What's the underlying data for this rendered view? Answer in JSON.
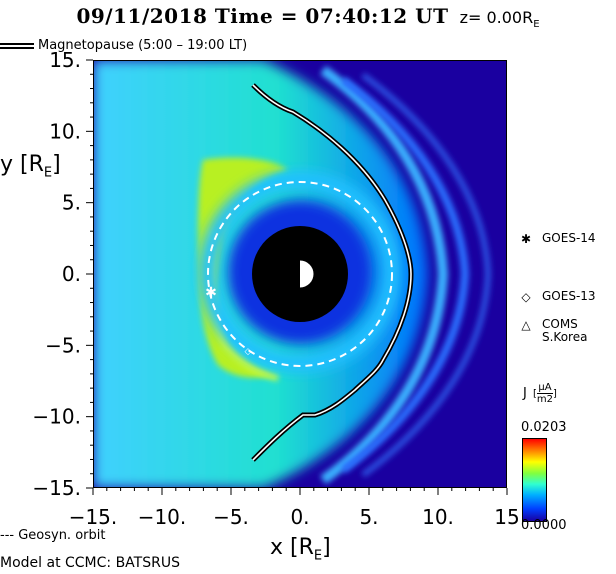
{
  "title": {
    "date_time": "09/11/2018 Time = 07:40:12 UT",
    "z_prefix": "z= 0.00R",
    "z_sub": "E"
  },
  "legend": {
    "magnetopause": "Magnetopause (5:00 – 19:00 LT)",
    "geosyn": "--- Geosyn. orbit"
  },
  "axes": {
    "x_label_main": "x [R",
    "x_label_sub": "E",
    "x_label_end": "]",
    "y_label_main": "y [R",
    "y_label_sub": "E",
    "y_label_end": "]",
    "x_ticks": [
      "-15.",
      "-10.",
      "-5.",
      "0.",
      "5.",
      "10.",
      "15"
    ],
    "y_ticks": [
      "15.",
      "10.",
      "5.",
      "0.",
      "-5.",
      "-10.",
      "-15."
    ],
    "x_range": [
      -15,
      15
    ],
    "y_range": [
      -15,
      15
    ]
  },
  "satellites": [
    {
      "symbol": "✱",
      "label": "GOES-14"
    },
    {
      "symbol": "◇",
      "label": "GOES-13"
    },
    {
      "symbol": "△",
      "label": "COMS\nS.Korea"
    }
  ],
  "colorbar": {
    "title": "J",
    "unit_num": "μA",
    "unit_den": "m2",
    "max": "0.0203",
    "min": "0.0000"
  },
  "footer": "Model at CCMC: BATSRUS",
  "colors": {
    "background_field": "#1a00a0",
    "magnetopause": "#000000",
    "orbit": "#ffffff"
  }
}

--------

• SHORT TASK
Without the pictures, return the entries exactly as they appear.

• THE COMPLETED TASK
What's the underlying data for this rendered view? Answer in JSON.
{
  "title": {
    "date_time": "09/11/2018 Time = 07:40:12 UT",
    "z_prefix": "z= 0.00R",
    "z_sub": "E"
  },
  "legend": {
    "magnetopause": "Magnetopause (5:00 – 19:00 LT)",
    "geosyn": "--- Geosyn. orbit"
  },
  "axes": {
    "x_label_main": "x [R",
    "x_label_sub": "E",
    "x_label_end": "]",
    "y_label_main": "y [R",
    "y_label_sub": "E",
    "y_label_end": "]",
    "x_ticks": [
      "-15.",
      "-10.",
      "-5.",
      "0.",
      "5.",
      "10.",
      "15"
    ],
    "y_ticks": [
      "15.",
      "10.",
      "5.",
      "0.",
      "-5.",
      "-10.",
      "-15."
    ],
    "x_range": [
      -15,
      15
    ],
    "y_range": [
      -15,
      15
    ]
  },
  "satellites": [
    {
      "symbol": "✱",
      "label": "GOES-14"
    },
    {
      "symbol": "◇",
      "label": "GOES-13"
    },
    {
      "symbol": "△",
      "label": "COMS\nS.Korea"
    }
  ],
  "colorbar": {
    "title": "J",
    "unit_num": "μA",
    "unit_den": "m2",
    "max": "0.0203",
    "min": "0.0000"
  },
  "footer": "Model at CCMC: BATSRUS",
  "colors": {
    "background_field": "#1a00a0",
    "magnetopause": "#000000",
    "orbit": "#ffffff"
  }
}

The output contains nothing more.